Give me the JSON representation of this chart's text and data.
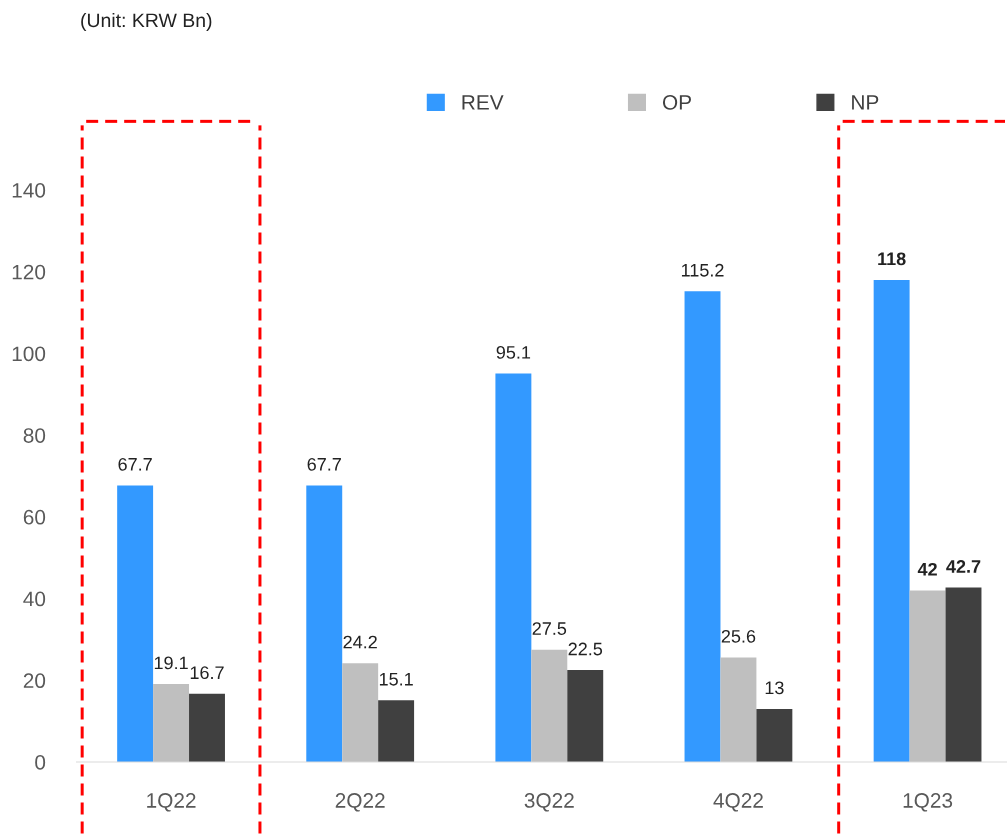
{
  "chart_data": {
    "type": "bar",
    "categories": [
      "1Q22",
      "2Q22",
      "3Q22",
      "4Q22",
      "1Q23"
    ],
    "series": [
      {
        "name": "REV",
        "color": "#3399ff",
        "values": [
          67.7,
          67.7,
          95.1,
          115.2,
          118
        ]
      },
      {
        "name": "OP",
        "color": "#bfbfbf",
        "values": [
          19.1,
          24.2,
          27.5,
          25.6,
          42
        ]
      },
      {
        "name": "NP",
        "color": "#404040",
        "values": [
          16.7,
          15.1,
          22.5,
          13,
          42.7
        ]
      }
    ],
    "ylim": [
      0,
      140
    ],
    "yticks": [
      0,
      20,
      40,
      60,
      80,
      100,
      120,
      140
    ],
    "data_labels": true,
    "grid": false,
    "legend": "top",
    "annotations": [
      "(Unit: KRW Bn)"
    ]
  }
}
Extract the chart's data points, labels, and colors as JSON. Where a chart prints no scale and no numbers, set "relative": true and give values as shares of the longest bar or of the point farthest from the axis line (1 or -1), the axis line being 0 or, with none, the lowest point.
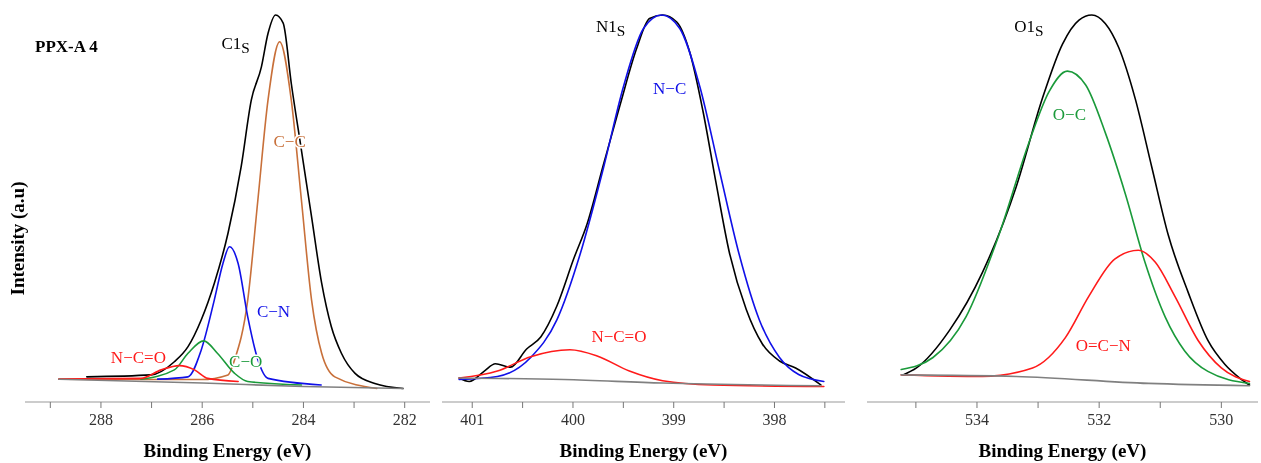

▬▬▬

◆ **Task brief**:
Return every line of the records exactly as given, pictures excluded.

◆ **Written solution**:
Give me the JSON representation of this chart's text and data.
{
  "chart_data": {
    "type": "bar",
    "categories": [
      "1Q22",
      "2Q22",
      "3Q22",
      "4Q22",
      "1Q23"
    ],
    "series": [
      {
        "name": "REV",
        "color": "#3399ff",
        "values": [
          67.7,
          67.7,
          95.1,
          115.2,
          118
        ]
      },
      {
        "name": "OP",
        "color": "#bfbfbf",
        "values": [
          19.1,
          24.2,
          27.5,
          25.6,
          42
        ]
      },
      {
        "name": "NP",
        "color": "#404040",
        "values": [
          16.7,
          15.1,
          22.5,
          13,
          42.7
        ]
      }
    ],
    "ylim": [
      0,
      140
    ],
    "yticks": [
      0,
      20,
      40,
      60,
      80,
      100,
      120,
      140
    ],
    "data_labels": true,
    "grid": false,
    "legend": "top",
    "annotations": [
      "(Unit: KRW Bn)"
    ]
  }
}
Extract the chart's data points, labels, and colors as JSON. Where a chart prints no scale and no numbers, set "relative": true and give values as shares of the longest bar or of the point farthest from the axis line (1 or -1), the axis line being 0 or, with none, the lowest point.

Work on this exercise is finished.